• **Your goal**:
Return each line that holds the word "unspecified".
###
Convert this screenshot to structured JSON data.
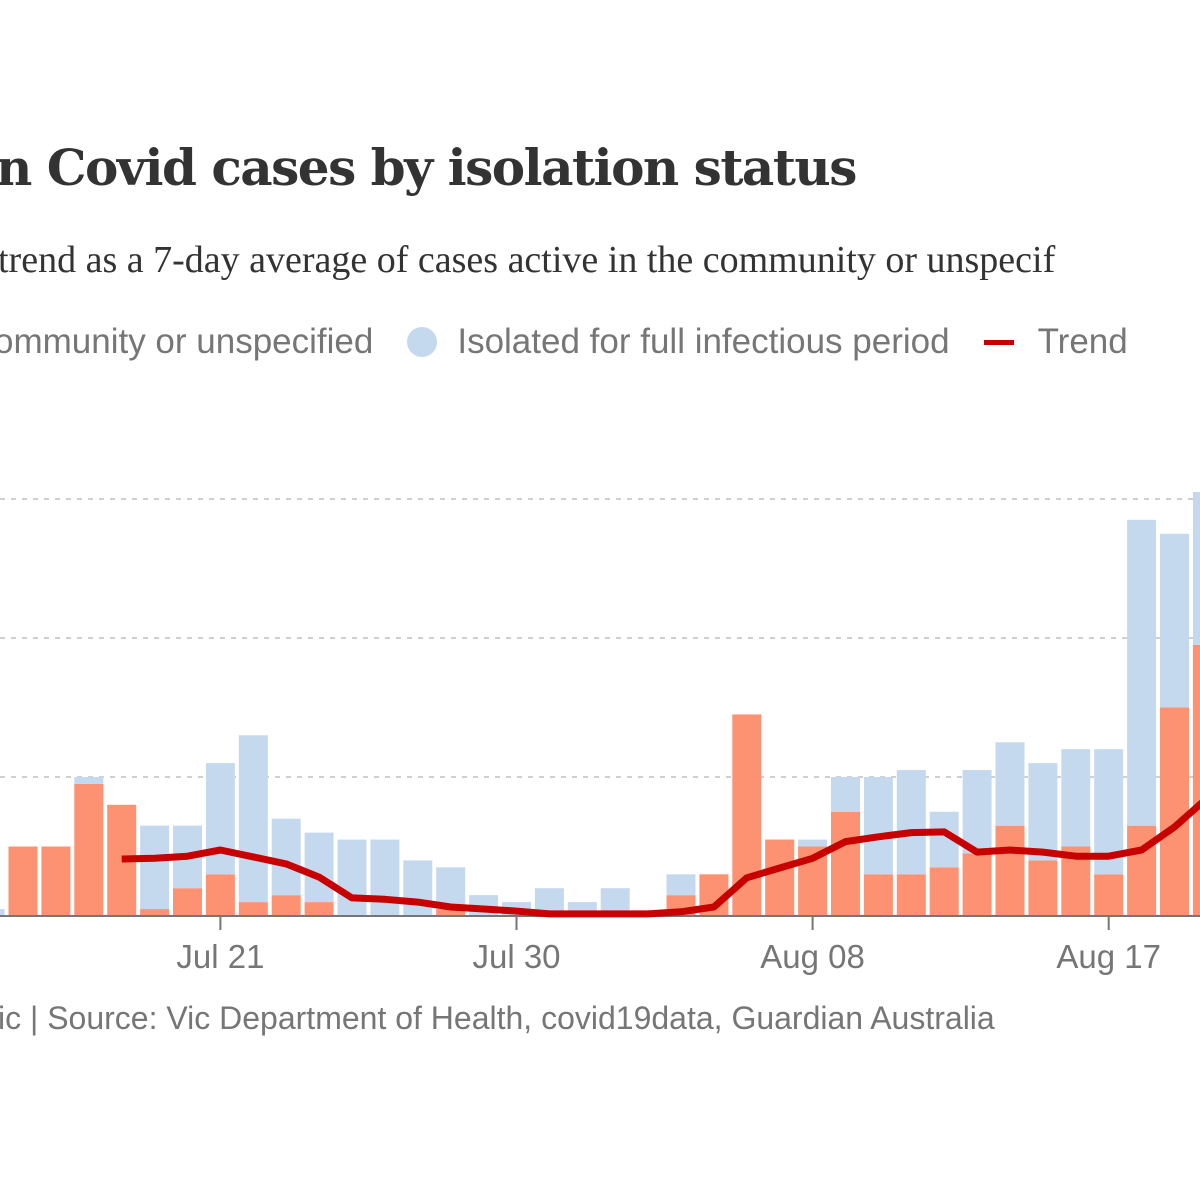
{
  "chart_data": {
    "type": "bar",
    "stacked": true,
    "title": "n Covid cases by isolation status",
    "subtitle": "trend as a 7-day average of cases active in the community or unspecif",
    "source": "ic | Source: Vic Department of Health, covid19data, Guardian Australia",
    "legend": {
      "placement": "top-left",
      "items": [
        {
          "label": "ommunity or unspecified",
          "color": "#fc9272"
        },
        {
          "label": "Isolated for full infectious period",
          "color": "#c5d9ee"
        },
        {
          "label": "Trend",
          "color": "#c70000"
        }
      ]
    },
    "categories": [
      "Jul 14",
      "Jul 15",
      "Jul 16",
      "Jul 17",
      "Jul 18",
      "Jul 19",
      "Jul 20",
      "Jul 21",
      "Jul 22",
      "Jul 23",
      "Jul 24",
      "Jul 25",
      "Jul 26",
      "Jul 27",
      "Jul 28",
      "Jul 29",
      "Jul 30",
      "Jul 31",
      "Aug 01",
      "Aug 02",
      "Aug 03",
      "Aug 04",
      "Aug 05",
      "Aug 06",
      "Aug 07",
      "Aug 08",
      "Aug 09",
      "Aug 10",
      "Aug 11",
      "Aug 12",
      "Aug 13",
      "Aug 14",
      "Aug 15",
      "Aug 16",
      "Aug 17",
      "Aug 18",
      "Aug 19",
      "Aug 20"
    ],
    "x_tick_labels": [
      "Jul 21",
      "Jul 30",
      "Aug 08",
      "Aug 17"
    ],
    "series": [
      {
        "name": "Community or unspecified",
        "values": [
          0,
          10,
          10,
          19,
          16,
          1,
          4,
          6,
          2,
          3,
          2,
          0,
          0,
          0,
          1,
          0,
          0,
          0,
          0,
          0,
          0,
          3,
          6,
          29,
          11,
          10,
          15,
          6,
          6,
          7,
          9,
          13,
          8,
          10,
          6,
          13,
          30,
          39
        ]
      },
      {
        "name": "Isolated for full infectious period",
        "values": [
          1,
          0,
          0,
          1,
          0,
          12,
          9,
          16,
          24,
          11,
          10,
          11,
          11,
          8,
          6,
          3,
          2,
          4,
          2,
          4,
          0,
          3,
          0,
          0,
          0,
          1,
          5,
          14,
          15,
          8,
          12,
          12,
          14,
          14,
          18,
          44,
          25,
          22
        ]
      },
      {
        "name": "Trend",
        "type": "line",
        "values": [
          null,
          null,
          null,
          null,
          8.2,
          8.3,
          8.6,
          9.5,
          8.5,
          7.5,
          5.6,
          2.6,
          2.4,
          2.0,
          1.3,
          1.0,
          0.7,
          0.3,
          0.3,
          0.3,
          0.3,
          0.6,
          1.3,
          5.5,
          6.9,
          8.3,
          10.7,
          11.4,
          12.0,
          12.1,
          9.2,
          9.5,
          9.2,
          8.6,
          8.6,
          9.5,
          12.8,
          17.0
        ]
      }
    ],
    "y_gridlines": [
      20,
      40,
      60
    ],
    "grid": true,
    "ylim": [
      0,
      62
    ]
  }
}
###
• **Written response**:
          "label": "ommunity or unspecified",
        "name": "Community or unspecified",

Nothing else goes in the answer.